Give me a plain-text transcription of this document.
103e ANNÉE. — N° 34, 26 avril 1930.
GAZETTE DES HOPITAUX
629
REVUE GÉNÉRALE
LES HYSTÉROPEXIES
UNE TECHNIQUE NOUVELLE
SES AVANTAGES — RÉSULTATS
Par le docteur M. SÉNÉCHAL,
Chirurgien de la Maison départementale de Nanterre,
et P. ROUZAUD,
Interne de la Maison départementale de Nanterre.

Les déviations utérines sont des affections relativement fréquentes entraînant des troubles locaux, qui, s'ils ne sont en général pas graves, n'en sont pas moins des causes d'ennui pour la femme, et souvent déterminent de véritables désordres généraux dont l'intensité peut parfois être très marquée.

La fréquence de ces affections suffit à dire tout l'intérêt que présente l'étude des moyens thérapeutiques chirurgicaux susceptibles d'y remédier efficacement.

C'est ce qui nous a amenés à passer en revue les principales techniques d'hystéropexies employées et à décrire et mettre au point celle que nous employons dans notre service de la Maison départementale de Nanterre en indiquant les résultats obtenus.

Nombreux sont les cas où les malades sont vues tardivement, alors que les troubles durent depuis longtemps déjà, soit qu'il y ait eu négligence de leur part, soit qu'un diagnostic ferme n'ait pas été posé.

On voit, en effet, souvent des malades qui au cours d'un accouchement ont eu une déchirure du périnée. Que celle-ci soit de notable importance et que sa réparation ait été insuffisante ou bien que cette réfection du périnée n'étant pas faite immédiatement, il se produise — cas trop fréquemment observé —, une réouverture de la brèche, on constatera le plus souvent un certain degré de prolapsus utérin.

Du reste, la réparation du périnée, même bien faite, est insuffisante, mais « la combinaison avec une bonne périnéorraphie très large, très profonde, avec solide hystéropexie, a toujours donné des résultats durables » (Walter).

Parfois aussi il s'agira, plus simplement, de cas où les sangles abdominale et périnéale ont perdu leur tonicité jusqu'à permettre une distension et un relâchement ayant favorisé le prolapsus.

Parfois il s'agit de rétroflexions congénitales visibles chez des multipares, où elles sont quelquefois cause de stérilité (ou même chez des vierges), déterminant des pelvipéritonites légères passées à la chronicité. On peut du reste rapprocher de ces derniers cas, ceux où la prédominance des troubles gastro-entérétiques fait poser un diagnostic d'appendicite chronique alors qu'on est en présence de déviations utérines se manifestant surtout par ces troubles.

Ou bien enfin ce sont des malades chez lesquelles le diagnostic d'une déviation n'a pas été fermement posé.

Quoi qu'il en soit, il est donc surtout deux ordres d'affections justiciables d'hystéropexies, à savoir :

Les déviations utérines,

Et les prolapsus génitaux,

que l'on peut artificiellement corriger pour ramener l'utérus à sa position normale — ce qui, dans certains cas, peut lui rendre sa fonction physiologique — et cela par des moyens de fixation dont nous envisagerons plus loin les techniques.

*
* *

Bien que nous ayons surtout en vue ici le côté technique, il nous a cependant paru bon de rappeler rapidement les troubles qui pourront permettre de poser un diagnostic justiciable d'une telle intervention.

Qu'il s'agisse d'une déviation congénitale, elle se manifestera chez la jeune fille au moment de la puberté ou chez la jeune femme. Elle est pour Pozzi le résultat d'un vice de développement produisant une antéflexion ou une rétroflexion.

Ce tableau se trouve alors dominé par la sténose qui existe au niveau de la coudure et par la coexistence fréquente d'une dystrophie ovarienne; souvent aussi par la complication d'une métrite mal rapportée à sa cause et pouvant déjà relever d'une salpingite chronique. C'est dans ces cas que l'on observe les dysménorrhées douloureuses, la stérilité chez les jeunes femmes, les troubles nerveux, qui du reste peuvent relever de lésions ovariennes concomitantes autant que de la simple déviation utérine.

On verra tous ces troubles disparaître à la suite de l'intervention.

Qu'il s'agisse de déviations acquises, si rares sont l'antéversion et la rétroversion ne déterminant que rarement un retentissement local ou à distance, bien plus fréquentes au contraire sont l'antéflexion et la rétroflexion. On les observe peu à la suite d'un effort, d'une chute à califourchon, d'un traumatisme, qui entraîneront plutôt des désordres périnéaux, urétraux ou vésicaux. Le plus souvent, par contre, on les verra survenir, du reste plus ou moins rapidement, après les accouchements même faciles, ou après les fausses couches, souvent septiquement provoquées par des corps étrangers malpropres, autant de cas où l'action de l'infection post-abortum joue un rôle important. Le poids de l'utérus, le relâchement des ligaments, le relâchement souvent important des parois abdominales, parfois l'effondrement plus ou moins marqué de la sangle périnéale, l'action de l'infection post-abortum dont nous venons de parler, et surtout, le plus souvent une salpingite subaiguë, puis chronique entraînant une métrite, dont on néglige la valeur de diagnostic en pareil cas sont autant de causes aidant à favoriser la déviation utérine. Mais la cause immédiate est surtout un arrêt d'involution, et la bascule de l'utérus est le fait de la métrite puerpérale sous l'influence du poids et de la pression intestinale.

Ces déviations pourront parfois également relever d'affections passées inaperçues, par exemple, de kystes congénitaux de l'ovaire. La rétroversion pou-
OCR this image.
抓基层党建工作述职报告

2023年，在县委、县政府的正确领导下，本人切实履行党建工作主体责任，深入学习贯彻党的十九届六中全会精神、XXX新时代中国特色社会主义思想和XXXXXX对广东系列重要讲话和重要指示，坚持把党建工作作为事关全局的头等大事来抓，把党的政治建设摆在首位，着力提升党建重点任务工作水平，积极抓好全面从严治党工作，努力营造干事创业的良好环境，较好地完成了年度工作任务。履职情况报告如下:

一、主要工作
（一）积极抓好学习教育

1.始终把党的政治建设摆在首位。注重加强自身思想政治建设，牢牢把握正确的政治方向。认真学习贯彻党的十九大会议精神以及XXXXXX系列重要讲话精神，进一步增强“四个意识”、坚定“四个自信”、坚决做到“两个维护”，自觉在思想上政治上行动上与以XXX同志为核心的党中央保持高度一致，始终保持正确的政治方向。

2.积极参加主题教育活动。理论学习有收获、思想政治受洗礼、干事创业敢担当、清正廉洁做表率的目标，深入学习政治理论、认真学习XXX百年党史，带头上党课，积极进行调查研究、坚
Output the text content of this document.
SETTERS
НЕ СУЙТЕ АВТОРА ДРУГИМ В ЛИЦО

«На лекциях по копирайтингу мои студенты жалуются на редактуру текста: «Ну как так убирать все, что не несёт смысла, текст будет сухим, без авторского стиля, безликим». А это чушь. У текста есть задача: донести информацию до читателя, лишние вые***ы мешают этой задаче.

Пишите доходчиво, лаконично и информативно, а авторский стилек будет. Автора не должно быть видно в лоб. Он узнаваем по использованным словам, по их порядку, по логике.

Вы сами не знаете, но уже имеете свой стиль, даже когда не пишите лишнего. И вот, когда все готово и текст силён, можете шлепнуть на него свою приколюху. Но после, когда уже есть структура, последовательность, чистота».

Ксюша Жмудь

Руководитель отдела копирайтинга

- - - - - - -

### [Problem statement]
Each line of the listing above should be output exactly.

### [Written answer]
Give me a plain-text transcription of this document.
103e ANNÉE. — N° 34, 26 avril 1930.
GAZETTE DES HOPITAUX
629
REVUE GÉNÉRALE
LES HYSTÉROPEXIES
UNE TECHNIQUE NOUVELLE
SES AVANTAGES — RÉSULTATS
Par le docteur M. SÉNÉCHAL,
Chirurgien de la Maison départementale de Nanterre,
et P. ROUZAUD,
Interne de la Maison départementale de Nanterre.

Les déviations utérines sont des affections relativement fréquentes entraînant des troubles locaux, qui, s'ils ne sont en général pas graves, n'en sont pas moins des causes d'ennui pour la femme, et souvent déterminent de véritables désordres généraux dont l'intensité peut parfois être très marquée.

La fréquence de ces affections suffit à dire tout l'intérêt que présente l'étude des moyens thérapeutiques chirurgicaux susceptibles d'y remédier efficacement.

C'est ce qui nous a amenés à passer en revue les principales techniques d'hystéropexies employées et à décrire et mettre au point celle que nous employons dans notre service de la Maison départementale de Nanterre en indiquant les résultats obtenus.

Nombreux sont les cas où les malades sont vues tardivement, alors que les troubles durent depuis longtemps déjà, soit qu'il y ait eu négligence de leur part, soit qu'un diagnostic ferme n'ait pas été posé.

On voit, en effet, souvent des malades qui au cours d'un accouchement ont eu une déchirure du périnée. Que celle-ci soit de notable importance et que sa réparation ait été insuffisante ou bien que cette réfection du périnée n'étant pas faite immédiatement, il se produise — cas trop fréquemment observé —, une réouverture de la brèche, on constatera le plus souvent un certain degré de prolapsus utérin.

Du reste, la réparation du périnée, même bien faite, est insuffisante, mais « la combinaison avec une bonne périnéorraphie très large, très profonde, avec solide hystéropexie, a toujours donné des résultats durables » (Walter).

Parfois aussi il s'agira, plus simplement, de cas où les sangles abdominale et périnéale ont perdu leur tonicité jusqu'à permettre une distension et un relâchement ayant favorisé le prolapsus.

Parfois il s'agit de rétroflexions congénitales visibles chez des multipares, où elles sont quelquefois cause de stérilité (ou même chez des vierges), déterminant des pelvipéritonites légères passées à la chronicité. On peut du reste rapprocher de ces derniers cas, ceux où la prédominance des troubles gastro-entérétiques fait poser un diagnostic d'appendicite chronique alors qu'on est en présence de déviations utérines se manifestant surtout par ces troubles.

Ou bien enfin ce sont des malades chez lesquelles le diagnostic d'une déviation n'a pas été fermement posé.

Quoi qu'il en soit, il est donc surtout deux ordres d'affections justiciables d'hystéropexies, à savoir :

Les déviations utérines,

Et les prolapsus génitaux,

que l'on peut artificiellement corriger pour ramener l'utérus à sa position normale — ce qui, dans certains cas, peut lui rendre sa fonction physiologique — et cela par des moyens de fixation dont nous envisagerons plus loin les techniques.

*
* *

Bien que nous ayons surtout en vue ici le côté technique, il nous a cependant paru bon de rappeler rapidement les troubles qui pourront permettre de poser un diagnostic justiciable d'une telle intervention.

Qu'il s'agisse d'une déviation congénitale, elle se manifestera chez la jeune fille au moment de la puberté ou chez la jeune femme. Elle est pour Pozzi le résultat d'un vice de développement produisant une antéflexion ou une rétroflexion.

Ce tableau se trouve alors dominé par la sténose qui existe au niveau de la coudure et par la coexistence fréquente d'une dystrophie ovarienne; souvent aussi par la complication d'une métrite mal rapportée à sa cause et pouvant déjà relever d'une salpingite chronique. C'est dans ces cas que l'on observe les dysménorrhées douloureuses, la stérilité chez les jeunes femmes, les troubles nerveux, qui du reste peuvent relever de lésions ovariennes concomitantes autant que de la simple déviation utérine.

On verra tous ces troubles disparaître à la suite de l'intervention.

Qu'il s'agisse de déviations acquises, si rares sont l'antéversion et la rétroversion ne déterminant que rarement un retentissement local ou à distance, bien plus fréquentes au contraire sont l'antéflexion et la rétroflexion. On les observe peu à la suite d'un effort, d'une chute à califourchon, d'un traumatisme, qui entraîneront plutôt des désordres périnéaux, urétraux ou vésicaux. Le plus souvent, par contre, on les verra survenir, du reste plus ou moins rapidement, après les accouchements même faciles, ou après les fausses couches, souvent septiquement provoquées par des corps étrangers malpropres, autant de cas où l'action de l'infection post-abortum joue un rôle important. Le poids de l'utérus, le relâchement des ligaments, le relâchement souvent important des parois abdominales, parfois l'effondrement plus ou moins marqué de la sangle périnéale, l'action de l'infection post-abortum dont nous venons de parler, et surtout, le plus souvent une salpingite subaiguë, puis chronique entraînant une métrite, dont on néglige la valeur de diagnostic en pareil cas sont autant de causes aidant à favoriser la déviation utérine. Mais la cause immédiate est surtout un arrêt d'involution, et la bascule de l'utérus est le fait de la métrite puerpérale sous l'influence du poids et de la pression intestinale.

Ces déviations pourront parfois également relever d'affections passées inaperçues, par exemple, de kystes congénitaux de l'ovaire. La rétroversion pou-
OCR this image.
抓基层党建工作述职报告

2023年，在县委、县政府的正确领导下，本人切实履行党建工作主体责任，深入学习贯彻党的十九届六中全会精神、XXX新时代中国特色社会主义思想和XXXXXX对广东系列重要讲话和重要指示，坚持把党建工作作为事关全局的头等大事来抓，把党的政治建设摆在首位，着力提升党建重点任务工作水平，积极抓好全面从严治党工作，努力营造干事创业的良好环境，较好地完成了年度工作任务。履职情况报告如下:

一、主要工作
（一）积极抓好学习教育

1.始终把党的政治建设摆在首位。注重加强自身思想政治建设，牢牢把握正确的政治方向。认真学习贯彻党的十九大会议精神以及XXXXXX系列重要讲话精神，进一步增强“四个意识”、坚定“四个自信”、坚决做到“两个维护”，自觉在思想上政治上行动上与以XXX同志为核心的党中央保持高度一致，始终保持正确的政治方向。

2.积极参加主题教育活动。理论学习有收获、思想政治受洗礼、干事创业敢担当、清正廉洁做表率的目标，深入学习政治理论、认真学习XXX百年党史，带头上党课，积极进行调查研究、坚
Output the text content of this document.
SETTERS
НЕ СУЙТЕ АВТОРА ДРУГИМ В ЛИЦО

«На лекциях по копирайтингу мои студенты жалуются на редактуру текста: «Ну как так убирать все, что не несёт смысла, текст будет сухим, без авторского стиля, безликим». А это чушь. У текста есть задача: донести информацию до читателя, лишние вые***ы мешают этой задаче.

Пишите доходчиво, лаконично и информативно, а авторский стилек будет. Автора не должно быть видно в лоб. Он узнаваем по использованным словам, по их порядку, по логике.

Вы сами не знаете, но уже имеете свой стиль, даже когда не пишите лишнего. И вот, когда все готово и текст силён, можете шлепнуть на него свою приколюху. Но после, когда уже есть структура, последовательность, чистота».

Ксюша Жмудь

Руководитель отдела копирайтинга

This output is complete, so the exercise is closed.